# [Short task]
Write out the listing below exactly, and omit any images you find in it.

# [Stored rows]
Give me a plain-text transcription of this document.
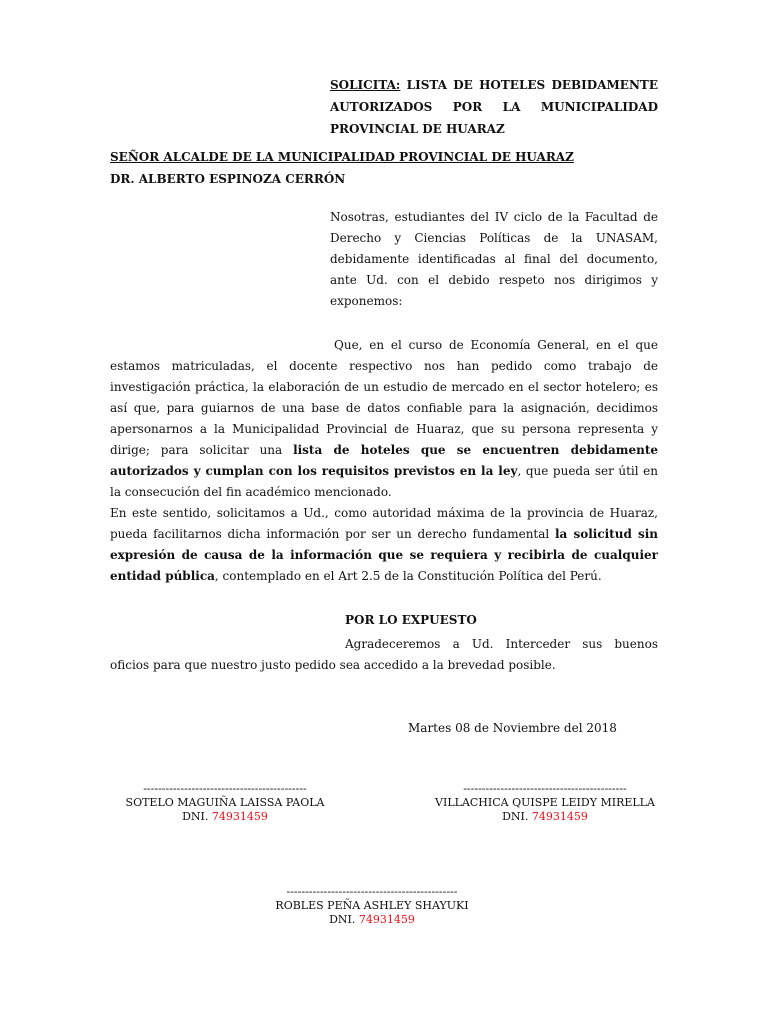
SOLICITA: LISTA DE HOTELES DEBIDAMENTE AUTORIZADOS POR LA MUNICIPALIDAD PROVINCIAL DE HUARAZ
SEÑOR ALCALDE DE LA MUNICIPALIDAD PROVINCIAL DE HUARAZ
DR. ALBERTO ESPINOZA CERRÓN
Nosotras, estudiantes del IV ciclo de la Facultad de Derecho y Ciencias Políticas de la UNASAM, debidamente identificadas al final del documento, ante Ud. con el debido respeto nos dirigimos y exponemos:
Que, en el curso de Economía General, en el que estamos matriculadas, el docente respectivo nos han pedido como trabajo de investigación práctica, la elaboración de un estudio de mercado en el sector hotelero; es así que, para guiarnos de una base de datos confiable para la asignación, decidimos apersonarnos a la Municipalidad Provincial de Huaraz, que su persona representa y dirige; para solicitar una lista de hoteles que se encuentren debidamente autorizados y cumplan con los requisitos previstos en la ley, que pueda ser útil en la consecución del fin académico mencionado.
En este sentido, solicitamos a Ud., como autoridad máxima de la provincia de Huaraz, pueda facilitarnos dicha información por ser un derecho fundamental la solicitud sin expresión de causa de la información que se requiera y recibirla de cualquier entidad pública, contemplado en el Art 2.5 de la Constitución Política del Perú.
POR LO EXPUESTO
Agradeceremos a Ud. Interceder sus buenos oficios para que nuestro justo pedido sea accedido a la brevedad posible.
Martes 08 de Noviembre del 2018
--------------------------------------------
SOTELO MAGUIÑA LAISSA PAOLA
DNI. 74931459
--------------------------------------------
VILLACHICA QUISPE LEIDY MIRELLA
DNI. 74931459
----------------------------------------------
ROBLES PEÑA ASHLEY SHAYUKI
DNI. 74931459
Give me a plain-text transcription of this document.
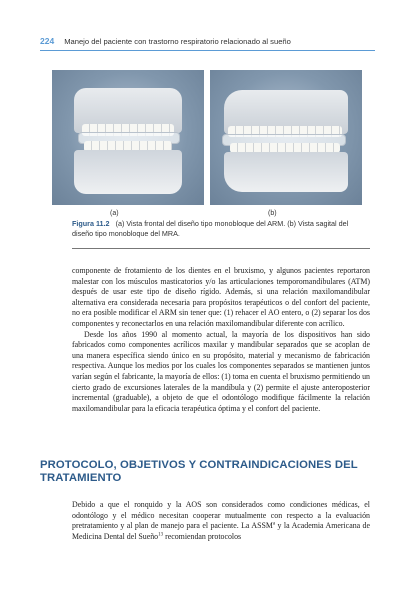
224 Manejo del paciente con trastorno respiratorio relacionado al sueño
(a)	(b)
Figura 11.2 (a) Vista frontal del diseño tipo monobloque del ARM. (b) Vista sagital del diseño tipo monobloque del MRA.

componente de frotamiento de los dientes en el bruxismo, y algunos pacientes reportaron malestar con los músculos masticatorios y/o las articulaciones temporomandibulares (ATM) después de usar este tipo de diseño rígido. Además, si una relación maxilomandibular alternativa era considerada necesaria para propósitos terapéuticos o del confort del paciente, no era posible modificar el ARM sin tener que: (1) rehacer el AO entero, o (2) separar los dos componentes y reconectarlos en una relación maxilomandibular diferente con acrílico.

Desde los años 1990 al momento actual, la mayoría de los dispositivos han sido fabricados como componentes acrílicos maxilar y mandibular separados que se acoplan de una manera específica siendo único en su propósito, material y mecanismo de fabricación respectiva. Aunque los medios por los cuales los componentes separados se mantienen juntos varían según el fabricante, la mayoría de ellos: (1) toma en cuenta el bruxismo permitiendo un cierto grado de excursiones laterales de la mandíbula y (2) permite el ajuste anteroposterior incremental (graduable), a objeto de que el odontólogo modifique fácilmente la relación maxilomandibular para la eficacia terapéutica óptima y el confort del paciente.

PROTOCOLO, OBJETIVOS Y CONTRAINDICACIONES DEL TRATAMIENTO

Debido a que el ronquido y la AOS son considerados como condiciones médicas, el odontólogo y el médico necesitan cooperar mutualmente con respecto a la evaluación pretratamiento y al plan de manejo para el paciente. La ASSM$^a$ y la Academia Americana de Medicina Dental del Sueño$^{13}$ recomiendan protocolos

# [Result of this exercise]
Give me a plain-text transcription of this document.
SOLICITA: LISTA DE HOTELES DEBIDAMENTE AUTORIZADOS POR LA MUNICIPALIDAD PROVINCIAL DE HUARAZ
SEÑOR ALCALDE DE LA MUNICIPALIDAD PROVINCIAL DE HUARAZ
DR. ALBERTO ESPINOZA CERRÓN
Nosotras, estudiantes del IV ciclo de la Facultad de Derecho y Ciencias Políticas de la UNASAM, debidamente identificadas al final del documento, ante Ud. con el debido respeto nos dirigimos y exponemos:
Que, en el curso de Economía General, en el que estamos matriculadas, el docente respectivo nos han pedido como trabajo de investigación práctica, la elaboración de un estudio de mercado en el sector hotelero; es así que, para guiarnos de una base de datos confiable para la asignación, decidimos apersonarnos a la Municipalidad Provincial de Huaraz, que su persona representa y dirige; para solicitar una lista de hoteles que se encuentren debidamente autorizados y cumplan con los requisitos previstos en la ley, que pueda ser útil en la consecución del fin académico mencionado.
En este sentido, solicitamos a Ud., como autoridad máxima de la provincia de Huaraz, pueda facilitarnos dicha información por ser un derecho fundamental la solicitud sin expresión de causa de la información que se requiera y recibirla de cualquier entidad pública, contemplado en el Art 2.5 de la Constitución Política del Perú.
POR LO EXPUESTO
Agradeceremos a Ud. Interceder sus buenos oficios para que nuestro justo pedido sea accedido a la brevedad posible.
Martes 08 de Noviembre del 2018
--------------------------------------------
SOTELO MAGUIÑA LAISSA PAOLA
DNI. 74931459
--------------------------------------------
VILLACHICA QUISPE LEIDY MIRELLA
DNI. 74931459
----------------------------------------------
ROBLES PEÑA ASHLEY SHAYUKI
DNI. 74931459
Give me a plain-text transcription of this document.
224 Manejo del paciente con trastorno respiratorio relacionado al sueño
(a)	(b)
Figura 11.2 (a) Vista frontal del diseño tipo monobloque del ARM. (b) Vista sagital del diseño tipo monobloque del MRA.

componente de frotamiento de los dientes en el bruxismo, y algunos pacientes reportaron malestar con los músculos masticatorios y/o las articulaciones temporomandibulares (ATM) después de usar este tipo de diseño rígido. Además, si una relación maxilomandibular alternativa era considerada necesaria para propósitos terapéuticos o del confort del paciente, no era posible modificar el ARM sin tener que: (1) rehacer el AO entero, o (2) separar los dos componentes y reconectarlos en una relación maxilomandibular diferente con acrílico.

Desde los años 1990 al momento actual, la mayoría de los dispositivos han sido fabricados como componentes acrílicos maxilar y mandibular separados que se acoplan de una manera específica siendo único en su propósito, material y mecanismo de fabricación respectiva. Aunque los medios por los cuales los componentes separados se mantienen juntos varían según el fabricante, la mayoría de ellos: (1) toma en cuenta el bruxismo permitiendo un cierto grado de excursiones laterales de la mandíbula y (2) permite el ajuste anteroposterior incremental (graduable), a objeto de que el odontólogo modifique fácilmente la relación maxilomandibular para la eficacia terapéutica óptima y el confort del paciente.

PROTOCOLO, OBJETIVOS Y CONTRAINDICACIONES DEL TRATAMIENTO

Debido a que el ronquido y la AOS son considerados como condiciones médicas, el odontólogo y el médico necesitan cooperar mutualmente con respecto a la evaluación pretratamiento y al plan de manejo para el paciente. La ASSM$^a$ y la Academia Americana de Medicina Dental del Sueño$^{13}$ recomiendan protocolos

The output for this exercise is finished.